DATA ENTRIES:
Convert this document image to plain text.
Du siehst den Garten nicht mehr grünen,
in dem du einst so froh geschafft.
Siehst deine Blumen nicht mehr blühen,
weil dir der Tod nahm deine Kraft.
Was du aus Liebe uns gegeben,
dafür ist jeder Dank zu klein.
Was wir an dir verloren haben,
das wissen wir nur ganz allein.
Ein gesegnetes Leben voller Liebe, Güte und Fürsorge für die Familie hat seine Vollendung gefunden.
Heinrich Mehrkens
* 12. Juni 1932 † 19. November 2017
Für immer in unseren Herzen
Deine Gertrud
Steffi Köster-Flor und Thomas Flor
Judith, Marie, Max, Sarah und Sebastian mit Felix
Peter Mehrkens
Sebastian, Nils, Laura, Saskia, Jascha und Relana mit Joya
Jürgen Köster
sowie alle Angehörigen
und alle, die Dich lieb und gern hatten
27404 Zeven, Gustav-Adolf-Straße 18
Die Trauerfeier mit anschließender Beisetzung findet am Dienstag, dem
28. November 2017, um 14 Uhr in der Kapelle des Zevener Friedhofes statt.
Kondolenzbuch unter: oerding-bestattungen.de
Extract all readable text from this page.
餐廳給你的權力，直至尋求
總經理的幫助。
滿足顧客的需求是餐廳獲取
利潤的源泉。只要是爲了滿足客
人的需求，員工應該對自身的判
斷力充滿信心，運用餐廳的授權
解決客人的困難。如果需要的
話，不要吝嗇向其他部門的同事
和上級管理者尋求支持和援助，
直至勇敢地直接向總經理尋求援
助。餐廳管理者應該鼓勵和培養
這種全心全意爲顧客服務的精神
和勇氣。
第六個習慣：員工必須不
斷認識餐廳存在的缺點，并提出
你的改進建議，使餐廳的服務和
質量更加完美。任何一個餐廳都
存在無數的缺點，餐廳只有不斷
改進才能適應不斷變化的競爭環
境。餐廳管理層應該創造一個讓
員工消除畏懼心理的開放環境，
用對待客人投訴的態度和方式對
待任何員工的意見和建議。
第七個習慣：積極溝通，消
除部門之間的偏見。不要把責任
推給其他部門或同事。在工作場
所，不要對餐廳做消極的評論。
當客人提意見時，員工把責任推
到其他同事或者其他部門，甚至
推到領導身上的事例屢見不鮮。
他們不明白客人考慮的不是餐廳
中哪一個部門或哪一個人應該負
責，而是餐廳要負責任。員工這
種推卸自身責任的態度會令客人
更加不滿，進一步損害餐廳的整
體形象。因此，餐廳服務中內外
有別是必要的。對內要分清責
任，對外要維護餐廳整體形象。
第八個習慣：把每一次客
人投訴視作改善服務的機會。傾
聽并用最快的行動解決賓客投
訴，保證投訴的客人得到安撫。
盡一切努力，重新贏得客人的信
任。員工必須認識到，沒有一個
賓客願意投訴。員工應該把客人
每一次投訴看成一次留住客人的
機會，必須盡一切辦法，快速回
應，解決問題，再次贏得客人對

BRIEF:
Every line of the material must be returned exactly as it appears.

OUTPUT FOR THIS TASK:
Convert this document image to plain text.
Du siehst den Garten nicht mehr grünen,
in dem du einst so froh geschafft.
Siehst deine Blumen nicht mehr blühen,
weil dir der Tod nahm deine Kraft.
Was du aus Liebe uns gegeben,
dafür ist jeder Dank zu klein.
Was wir an dir verloren haben,
das wissen wir nur ganz allein.
Ein gesegnetes Leben voller Liebe, Güte und Fürsorge für die Familie hat seine Vollendung gefunden.
Heinrich Mehrkens
* 12. Juni 1932 † 19. November 2017
Für immer in unseren Herzen
Deine Gertrud
Steffi Köster-Flor und Thomas Flor
Judith, Marie, Max, Sarah und Sebastian mit Felix
Peter Mehrkens
Sebastian, Nils, Laura, Saskia, Jascha und Relana mit Joya
Jürgen Köster
sowie alle Angehörigen
und alle, die Dich lieb und gern hatten
27404 Zeven, Gustav-Adolf-Straße 18
Die Trauerfeier mit anschließender Beisetzung findet am Dienstag, dem
28. November 2017, um 14 Uhr in der Kapelle des Zevener Friedhofes statt.
Kondolenzbuch unter: oerding-bestattungen.de
Extract all readable text from this page.
餐廳給你的權力，直至尋求
總經理的幫助。
滿足顧客的需求是餐廳獲取
利潤的源泉。只要是爲了滿足客
人的需求，員工應該對自身的判
斷力充滿信心，運用餐廳的授權
解決客人的困難。如果需要的
話，不要吝嗇向其他部門的同事
和上級管理者尋求支持和援助，
直至勇敢地直接向總經理尋求援
助。餐廳管理者應該鼓勵和培養
這種全心全意爲顧客服務的精神
和勇氣。
第六個習慣：員工必須不
斷認識餐廳存在的缺點，并提出
你的改進建議，使餐廳的服務和
質量更加完美。任何一個餐廳都
存在無數的缺點，餐廳只有不斷
改進才能適應不斷變化的競爭環
境。餐廳管理層應該創造一個讓
員工消除畏懼心理的開放環境，
用對待客人投訴的態度和方式對
待任何員工的意見和建議。
第七個習慣：積極溝通，消
除部門之間的偏見。不要把責任
推給其他部門或同事。在工作場
所，不要對餐廳做消極的評論。
當客人提意見時，員工把責任推
到其他同事或者其他部門，甚至
推到領導身上的事例屢見不鮮。
他們不明白客人考慮的不是餐廳
中哪一個部門或哪一個人應該負
責，而是餐廳要負責任。員工這
種推卸自身責任的態度會令客人
更加不滿，進一步損害餐廳的整
體形象。因此，餐廳服務中內外
有別是必要的。對內要分清責
任，對外要維護餐廳整體形象。
第八個習慣：把每一次客
人投訴視作改善服務的機會。傾
聽并用最快的行動解決賓客投
訴，保證投訴的客人得到安撫。
盡一切努力，重新贏得客人的信
任。員工必須認識到，沒有一個
賓客願意投訴。員工應該把客人
每一次投訴看成一次留住客人的
機會，必須盡一切辦法，快速回
應，解決問題，再次贏得客人對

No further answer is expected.